[Data extracted from a collection]
::::::::

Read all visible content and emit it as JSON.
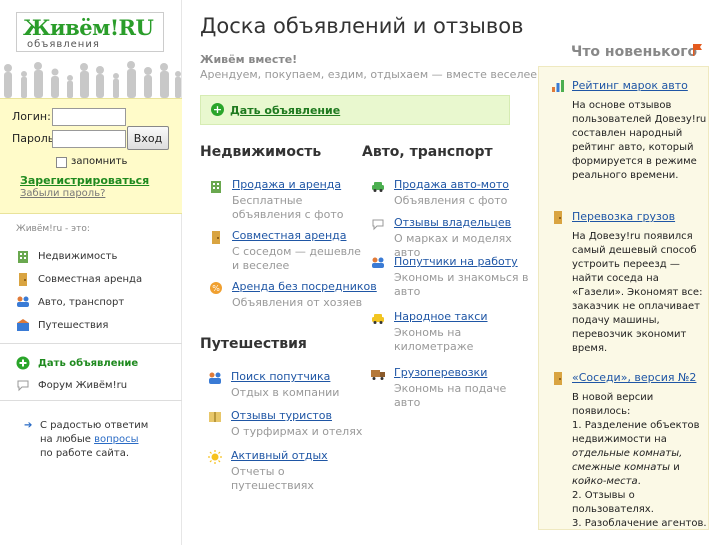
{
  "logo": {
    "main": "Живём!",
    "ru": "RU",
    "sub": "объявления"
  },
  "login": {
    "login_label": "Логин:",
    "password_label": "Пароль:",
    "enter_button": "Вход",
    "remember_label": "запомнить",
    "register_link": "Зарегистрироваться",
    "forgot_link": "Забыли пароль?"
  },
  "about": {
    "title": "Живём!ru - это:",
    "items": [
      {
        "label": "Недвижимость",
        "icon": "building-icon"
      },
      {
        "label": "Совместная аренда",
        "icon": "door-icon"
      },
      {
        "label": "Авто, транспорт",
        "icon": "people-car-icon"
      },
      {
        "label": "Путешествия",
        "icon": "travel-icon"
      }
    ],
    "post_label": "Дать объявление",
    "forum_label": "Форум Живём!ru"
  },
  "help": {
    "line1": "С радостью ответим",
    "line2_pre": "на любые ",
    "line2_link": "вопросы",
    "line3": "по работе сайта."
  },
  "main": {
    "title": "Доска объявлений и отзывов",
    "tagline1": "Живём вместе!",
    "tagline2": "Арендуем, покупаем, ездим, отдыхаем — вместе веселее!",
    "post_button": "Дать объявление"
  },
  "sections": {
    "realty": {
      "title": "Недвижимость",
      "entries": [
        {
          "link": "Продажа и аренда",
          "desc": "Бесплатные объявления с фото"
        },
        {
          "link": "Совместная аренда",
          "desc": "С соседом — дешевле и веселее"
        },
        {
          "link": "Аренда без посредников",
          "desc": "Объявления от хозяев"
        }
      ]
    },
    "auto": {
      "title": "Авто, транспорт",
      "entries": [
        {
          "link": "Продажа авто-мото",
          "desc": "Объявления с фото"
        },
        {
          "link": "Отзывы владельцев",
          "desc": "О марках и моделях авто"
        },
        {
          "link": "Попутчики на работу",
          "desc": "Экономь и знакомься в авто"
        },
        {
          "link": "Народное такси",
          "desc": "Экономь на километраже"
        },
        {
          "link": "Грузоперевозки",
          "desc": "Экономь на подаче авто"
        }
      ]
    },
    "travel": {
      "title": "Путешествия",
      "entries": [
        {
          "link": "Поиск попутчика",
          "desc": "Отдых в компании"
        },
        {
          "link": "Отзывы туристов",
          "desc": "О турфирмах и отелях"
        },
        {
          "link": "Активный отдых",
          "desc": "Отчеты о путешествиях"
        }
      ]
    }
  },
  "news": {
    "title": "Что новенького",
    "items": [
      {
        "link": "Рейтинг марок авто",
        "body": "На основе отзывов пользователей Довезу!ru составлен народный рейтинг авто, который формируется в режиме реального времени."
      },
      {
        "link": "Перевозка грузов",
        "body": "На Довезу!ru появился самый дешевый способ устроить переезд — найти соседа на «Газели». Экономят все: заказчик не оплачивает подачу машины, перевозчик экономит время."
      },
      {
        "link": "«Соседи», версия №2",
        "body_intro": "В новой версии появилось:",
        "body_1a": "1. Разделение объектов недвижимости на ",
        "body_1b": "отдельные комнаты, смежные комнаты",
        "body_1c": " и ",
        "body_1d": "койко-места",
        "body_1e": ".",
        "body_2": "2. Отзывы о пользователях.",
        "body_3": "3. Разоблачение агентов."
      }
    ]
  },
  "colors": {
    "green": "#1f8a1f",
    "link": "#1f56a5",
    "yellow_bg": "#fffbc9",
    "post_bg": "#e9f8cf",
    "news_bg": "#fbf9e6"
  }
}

::::::::

Check each line above for the word "desc", and copy the lines where it appears.

          "desc": "Бесплатные объявления с фото"
          "desc": "С соседом — дешевле и веселее"
          "desc": "Объявления от хозяев"
          "desc": "Объявления с фото"
          "desc": "О марках и моделях авто"
          "desc": "Экономь и знакомься в авто"
          "desc": "Экономь на километраже"
          "desc": "Экономь на подаче авто"
          "desc": "Отдых в компании"
          "desc": "О турфирмах и отелях"
          "desc": "Отчеты о путешествиях"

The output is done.